Dataset:
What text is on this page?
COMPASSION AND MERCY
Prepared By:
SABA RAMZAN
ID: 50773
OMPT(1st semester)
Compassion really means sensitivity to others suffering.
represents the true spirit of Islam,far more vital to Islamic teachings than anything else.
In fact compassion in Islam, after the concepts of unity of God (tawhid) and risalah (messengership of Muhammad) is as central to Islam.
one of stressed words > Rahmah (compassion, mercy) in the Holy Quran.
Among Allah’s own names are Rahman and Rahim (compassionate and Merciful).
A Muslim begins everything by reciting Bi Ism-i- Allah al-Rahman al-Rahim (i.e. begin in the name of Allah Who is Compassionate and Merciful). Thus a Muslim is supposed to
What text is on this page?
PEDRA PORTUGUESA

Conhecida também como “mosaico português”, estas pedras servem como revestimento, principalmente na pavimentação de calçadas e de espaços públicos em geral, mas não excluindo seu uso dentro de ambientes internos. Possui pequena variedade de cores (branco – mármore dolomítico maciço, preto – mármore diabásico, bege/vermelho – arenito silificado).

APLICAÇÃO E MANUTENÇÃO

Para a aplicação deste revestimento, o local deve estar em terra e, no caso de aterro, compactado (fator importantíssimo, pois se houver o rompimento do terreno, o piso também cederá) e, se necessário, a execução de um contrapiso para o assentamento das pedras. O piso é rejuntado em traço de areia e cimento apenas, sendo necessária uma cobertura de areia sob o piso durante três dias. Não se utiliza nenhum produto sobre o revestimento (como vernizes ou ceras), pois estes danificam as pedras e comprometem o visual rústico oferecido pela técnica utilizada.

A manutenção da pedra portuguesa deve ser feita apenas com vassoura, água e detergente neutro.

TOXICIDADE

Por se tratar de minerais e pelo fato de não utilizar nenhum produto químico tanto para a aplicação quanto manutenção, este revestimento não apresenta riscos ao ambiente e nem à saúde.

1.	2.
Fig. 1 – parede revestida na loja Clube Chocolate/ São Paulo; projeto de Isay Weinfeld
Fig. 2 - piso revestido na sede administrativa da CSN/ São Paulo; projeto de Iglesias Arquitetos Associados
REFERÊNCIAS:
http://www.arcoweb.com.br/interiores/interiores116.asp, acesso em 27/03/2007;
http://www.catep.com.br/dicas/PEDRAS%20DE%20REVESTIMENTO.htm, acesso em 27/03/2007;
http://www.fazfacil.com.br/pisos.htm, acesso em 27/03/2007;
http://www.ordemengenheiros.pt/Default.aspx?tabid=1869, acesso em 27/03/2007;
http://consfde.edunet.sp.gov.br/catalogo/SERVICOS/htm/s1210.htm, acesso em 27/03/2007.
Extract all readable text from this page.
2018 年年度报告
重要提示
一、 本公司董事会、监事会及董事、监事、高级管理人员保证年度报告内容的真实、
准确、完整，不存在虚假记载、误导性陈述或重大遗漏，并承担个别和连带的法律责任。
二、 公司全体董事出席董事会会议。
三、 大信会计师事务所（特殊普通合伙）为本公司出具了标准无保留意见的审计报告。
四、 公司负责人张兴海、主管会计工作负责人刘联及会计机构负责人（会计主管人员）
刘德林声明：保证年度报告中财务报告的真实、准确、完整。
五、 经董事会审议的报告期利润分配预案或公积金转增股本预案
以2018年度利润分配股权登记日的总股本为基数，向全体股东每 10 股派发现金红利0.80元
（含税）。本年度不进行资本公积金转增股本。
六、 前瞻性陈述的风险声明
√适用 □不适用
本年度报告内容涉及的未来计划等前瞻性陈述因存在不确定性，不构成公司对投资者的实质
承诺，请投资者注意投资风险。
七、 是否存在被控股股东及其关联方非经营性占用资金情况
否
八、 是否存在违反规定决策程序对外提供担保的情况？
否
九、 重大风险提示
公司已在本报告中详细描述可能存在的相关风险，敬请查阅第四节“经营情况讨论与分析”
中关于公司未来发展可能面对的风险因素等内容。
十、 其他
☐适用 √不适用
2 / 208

Set problem:
The records above should all be quoted exactly, please.

Solution to this problem:
What text is on this page?
COMPASSION AND MERCY
Prepared By:
SABA RAMZAN
ID: 50773
OMPT(1st semester)
Compassion really means sensitivity to others suffering.
represents the true spirit of Islam,far more vital to Islamic teachings than anything else.
In fact compassion in Islam, after the concepts of unity of God (tawhid) and risalah (messengership of Muhammad) is as central to Islam.
one of stressed words > Rahmah (compassion, mercy) in the Holy Quran.
Among Allah’s own names are Rahman and Rahim (compassionate and Merciful).
A Muslim begins everything by reciting Bi Ism-i- Allah al-Rahman al-Rahim (i.e. begin in the name of Allah Who is Compassionate and Merciful). Thus a Muslim is supposed to
What text is on this page?
PEDRA PORTUGUESA

Conhecida também como “mosaico português”, estas pedras servem como revestimento, principalmente na pavimentação de calçadas e de espaços públicos em geral, mas não excluindo seu uso dentro de ambientes internos. Possui pequena variedade de cores (branco – mármore dolomítico maciço, preto – mármore diabásico, bege/vermelho – arenito silificado).

APLICAÇÃO E MANUTENÇÃO

Para a aplicação deste revestimento, o local deve estar em terra e, no caso de aterro, compactado (fator importantíssimo, pois se houver o rompimento do terreno, o piso também cederá) e, se necessário, a execução de um contrapiso para o assentamento das pedras. O piso é rejuntado em traço de areia e cimento apenas, sendo necessária uma cobertura de areia sob o piso durante três dias. Não se utiliza nenhum produto sobre o revestimento (como vernizes ou ceras), pois estes danificam as pedras e comprometem o visual rústico oferecido pela técnica utilizada.

A manutenção da pedra portuguesa deve ser feita apenas com vassoura, água e detergente neutro.

TOXICIDADE

Por se tratar de minerais e pelo fato de não utilizar nenhum produto químico tanto para a aplicação quanto manutenção, este revestimento não apresenta riscos ao ambiente e nem à saúde.

1.	2.
Fig. 1 – parede revestida na loja Clube Chocolate/ São Paulo; projeto de Isay Weinfeld
Fig. 2 - piso revestido na sede administrativa da CSN/ São Paulo; projeto de Iglesias Arquitetos Associados
REFERÊNCIAS:
http://www.arcoweb.com.br/interiores/interiores116.asp, acesso em 27/03/2007;
http://www.catep.com.br/dicas/PEDRAS%20DE%20REVESTIMENTO.htm, acesso em 27/03/2007;
http://www.fazfacil.com.br/pisos.htm, acesso em 27/03/2007;
http://www.ordemengenheiros.pt/Default.aspx?tabid=1869, acesso em 27/03/2007;
http://consfde.edunet.sp.gov.br/catalogo/SERVICOS/htm/s1210.htm, acesso em 27/03/2007.
Extract all readable text from this page.
2018 年年度报告
重要提示
一、 本公司董事会、监事会及董事、监事、高级管理人员保证年度报告内容的真实、
准确、完整，不存在虚假记载、误导性陈述或重大遗漏，并承担个别和连带的法律责任。
二、 公司全体董事出席董事会会议。
三、 大信会计师事务所（特殊普通合伙）为本公司出具了标准无保留意见的审计报告。
四、 公司负责人张兴海、主管会计工作负责人刘联及会计机构负责人（会计主管人员）
刘德林声明：保证年度报告中财务报告的真实、准确、完整。
五、 经董事会审议的报告期利润分配预案或公积金转增股本预案
以2018年度利润分配股权登记日的总股本为基数，向全体股东每 10 股派发现金红利0.80元
（含税）。本年度不进行资本公积金转增股本。
六、 前瞻性陈述的风险声明
√适用 □不适用
本年度报告内容涉及的未来计划等前瞻性陈述因存在不确定性，不构成公司对投资者的实质
承诺，请投资者注意投资风险。
七、 是否存在被控股股东及其关联方非经营性占用资金情况
否
八、 是否存在违反规定决策程序对外提供担保的情况？
否
九、 重大风险提示
公司已在本报告中详细描述可能存在的相关风险，敬请查阅第四节“经营情况讨论与分析”
中关于公司未来发展可能面对的风险因素等内容。
十、 其他
☐适用 √不适用
2 / 208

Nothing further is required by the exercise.